### Task
Edit the records below by replacing every occurrence of "scan-speck" with "dust-mark" and changing nothing else, and leave the pictures out of your answer.
● ● ● ● ● ● ●
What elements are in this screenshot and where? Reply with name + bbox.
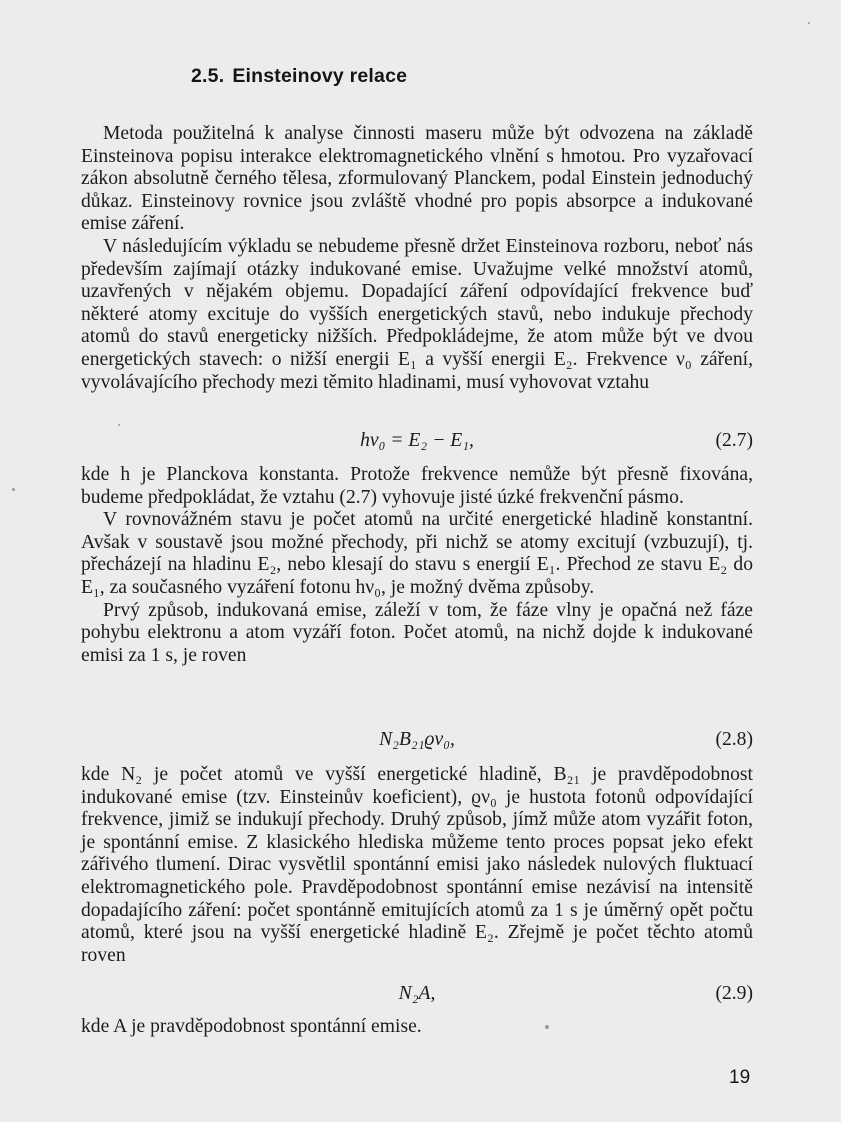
section-number: 2.5. <box>191 65 225 87</box>
paragraph-intro: Metoda použitelná k analyse činnosti maseru může být odvozena na základě Einsteinova popisu interakce elektromagnetického vlnění s hmotou. Pro vyzařovací zákon absolutně černého tělesa, zformulovaný Planckem, podal Einstein jednoduchý důkaz. Einsteinovy rovnice jsou zvláště vhodné pro popis absorpce a indukované emise záření. <box>81 123 753 235</box>
paragraph-two-level-atom: V následujícím výkladu se nebudeme přesně držet Einsteinova rozboru, neboť nás především zajímají otázky indukované emise. Uvažujme velké množství atomů, uzavřených v nějakém objemu. Dopadající záření odpovídající frekvence buď některé atomy excituje do vyšších energetických stavů, nebo indukuje přechody atomů do stavů energeticky nižších. Předpokládejme, že atom může být ve dvou energetických stavech: o nižší energii E₁ a vyšší energii E₂. Frekvence ν₀ záření, vyvolávajícího přechody mezi těmito hladinami, musí vyhovovat vztahu <box>81 235 753 393</box>
equation-2-8-label: (2.8) <box>715 729 753 750</box>
text-block-4 <box>81 1016 753 1039</box>
paragraph-spontaneous-probability: kde A je pravděpodobnost spontánní emise. <box>81 1016 422 1037</box>
equation-2-9 <box>81 983 753 1009</box>
equation-2-7-formula: hν₀ = E₂ − E₁, <box>360 430 474 451</box>
paragraph-spontaneous-emission: kde N₂ je počet atomů ve vyšší energetické hladině, B₂₁ je pravděpodobnost indukované emise (tzv. Einsteinův koeficient), ϱν₀ je hustota fotonů odpovídající frekvence, jimiž se indukují přechody. Druhý způsob, jímž může atom vyzářit foton, je spontánní emise. Z klasického hlediska můžeme tento proces popsat jeko efekt zářivého tlumení. Dirac vysvětlil spontánní emisi jako následek nulových fluktuací elektromagnetického pole. Pravděpodobnost spontánní emise nezávisí na intensitě dopadajícího záření: počet spontánně emitujících atomů za 1 s je úměrný opět počtu atomů, které jsou na vyšší energetické hladině E₂. Zřejmě je počet těchto atomů roven <box>81 764 753 966</box>
page-number: 19 <box>729 1067 751 1088</box>
paragraph-equilibrium: V rovnovážném stavu je počet atomů na určité energetické hladině konstantní. Avšak v soustavě jsou možné přechody, při nichž se atomy excitují (vzbuzují), tj. přecházejí na hladinu E₂, nebo klesají do stavu s energií E₁. Přechod ze stavu E₂ do E₁, za současného vyzáření fotonu hν₀, je možný dvěma způsoby. <box>81 509 753 598</box>
text-block-2 <box>81 464 753 667</box>
scan-speck <box>12 488 15 491</box>
equation-2-8-formula: N₂B₂₁ϱν₀, <box>379 729 455 750</box>
text-block-3 <box>81 764 753 967</box>
section-title: Einsteinovy relace <box>232 65 408 87</box>
scan-speck <box>808 22 810 24</box>
paragraph-planck-constant: kde h je Planckova konstanta. Protože frekvence nemůže být přesně fixována, budeme předpokládat, že vztahu (2.7) vyhovuje jisté úzké frekvenční pásmo. <box>81 464 753 508</box>
equation-2-7 <box>81 430 753 456</box>
paragraph-induced-emission: Prvý způsob, indukovaná emise, záleží v tom, že fáze vlny je opačná než fáze pohybu elektronu a atom vyzáří foton. Počet atomů, na nichž dojde k indukované emisi za 1 s, je roven <box>81 599 753 666</box>
equation-2-8 <box>81 729 753 755</box>
equation-2-7-label: (2.7) <box>715 430 753 451</box>
scan-speck <box>118 424 120 426</box>
scan-speck <box>545 1025 549 1029</box>
section-heading <box>191 65 407 88</box>
equation-2-9-formula: N₂A, <box>398 983 436 1004</box>
equation-2-9-label: (2.9) <box>715 983 753 1004</box>
text-block-1 <box>81 123 753 394</box>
● ● ● ● ● ● ●
### Result of this exercise
What elements are in this screenshot and where? Reply with name + bbox.
section-number: 2.5. <box>191 65 225 87</box>
paragraph-intro: Metoda použitelná k analyse činnosti maseru může být odvozena na základě Einsteinova popisu interakce elektromagnetického vlnění s hmotou. Pro vyzařovací zákon absolutně černého tělesa, zformulovaný Planckem, podal Einstein jednoduchý důkaz. Einsteinovy rovnice jsou zvláště vhodné pro popis absorpce a indukované emise záření. <box>81 123 753 235</box>
paragraph-two-level-atom: V následujícím výkladu se nebudeme přesně držet Einsteinova rozboru, neboť nás především zajímají otázky indukované emise. Uvažujme velké množství atomů, uzavřených v nějakém objemu. Dopadající záření odpovídající frekvence buď některé atomy excituje do vyšších energetických stavů, nebo indukuje přechody atomů do stavů energeticky nižších. Předpokládejme, že atom může být ve dvou energetických stavech: o nižší energii E₁ a vyšší energii E₂. Frekvence ν₀ záření, vyvolávajícího přechody mezi těmito hladinami, musí vyhovovat vztahu <box>81 235 753 393</box>
equation-2-8-label: (2.8) <box>715 729 753 750</box>
text-block-4 <box>81 1016 753 1039</box>
paragraph-spontaneous-probability: kde A je pravděpodobnost spontánní emise. <box>81 1016 422 1037</box>
equation-2-9 <box>81 983 753 1009</box>
equation-2-7-formula: hν₀ = E₂ − E₁, <box>360 430 474 451</box>
paragraph-spontaneous-emission: kde N₂ je počet atomů ve vyšší energetické hladině, B₂₁ je pravděpodobnost indukované emise (tzv. Einsteinův koeficient), ϱν₀ je hustota fotonů odpovídající frekvence, jimiž se indukují přechody. Druhý způsob, jímž může atom vyzářit foton, je spontánní emise. Z klasického hlediska můžeme tento proces popsat jeko efekt zářivého tlumení. Dirac vysvětlil spontánní emisi jako následek nulových fluktuací elektromagnetického pole. Pravděpodobnost spontánní emise nezávisí na intensitě dopadajícího záření: počet spontánně emitujících atomů za 1 s je úměrný opět počtu atomů, které jsou na vyšší energetické hladině E₂. Zřejmě je počet těchto atomů roven <box>81 764 753 966</box>
page-number: 19 <box>729 1067 751 1088</box>
paragraph-equilibrium: V rovnovážném stavu je počet atomů na určité energetické hladině konstantní. Avšak v soustavě jsou možné přechody, při nichž se atomy excitují (vzbuzují), tj. přecházejí na hladinu E₂, nebo klesají do stavu s energií E₁. Přechod ze stavu E₂ do E₁, za současného vyzáření fotonu hν₀, je možný dvěma způsoby. <box>81 509 753 598</box>
text-block-2 <box>81 464 753 667</box>
dust-mark <box>12 488 15 491</box>
equation-2-8-formula: N₂B₂₁ϱν₀, <box>379 729 455 750</box>
text-block-3 <box>81 764 753 967</box>
section-title: Einsteinovy relace <box>232 65 408 87</box>
dust-mark <box>808 22 810 24</box>
paragraph-planck-constant: kde h je Planckova konstanta. Protože frekvence nemůže být přesně fixována, budeme předpokládat, že vztahu (2.7) vyhovuje jisté úzké frekvenční pásmo. <box>81 464 753 508</box>
equation-2-7 <box>81 430 753 456</box>
paragraph-induced-emission: Prvý způsob, indukovaná emise, záleží v tom, že fáze vlny je opačná než fáze pohybu elektronu a atom vyzáří foton. Počet atomů, na nichž dojde k indukované emisi za 1 s, je roven <box>81 599 753 666</box>
equation-2-8 <box>81 729 753 755</box>
equation-2-7-label: (2.7) <box>715 430 753 451</box>
dust-mark <box>118 424 120 426</box>
dust-mark <box>545 1025 549 1029</box>
section-heading <box>191 65 407 88</box>
equation-2-9-formula: N₂A, <box>398 983 436 1004</box>
equation-2-9-label: (2.9) <box>715 983 753 1004</box>
text-block-1 <box>81 123 753 394</box>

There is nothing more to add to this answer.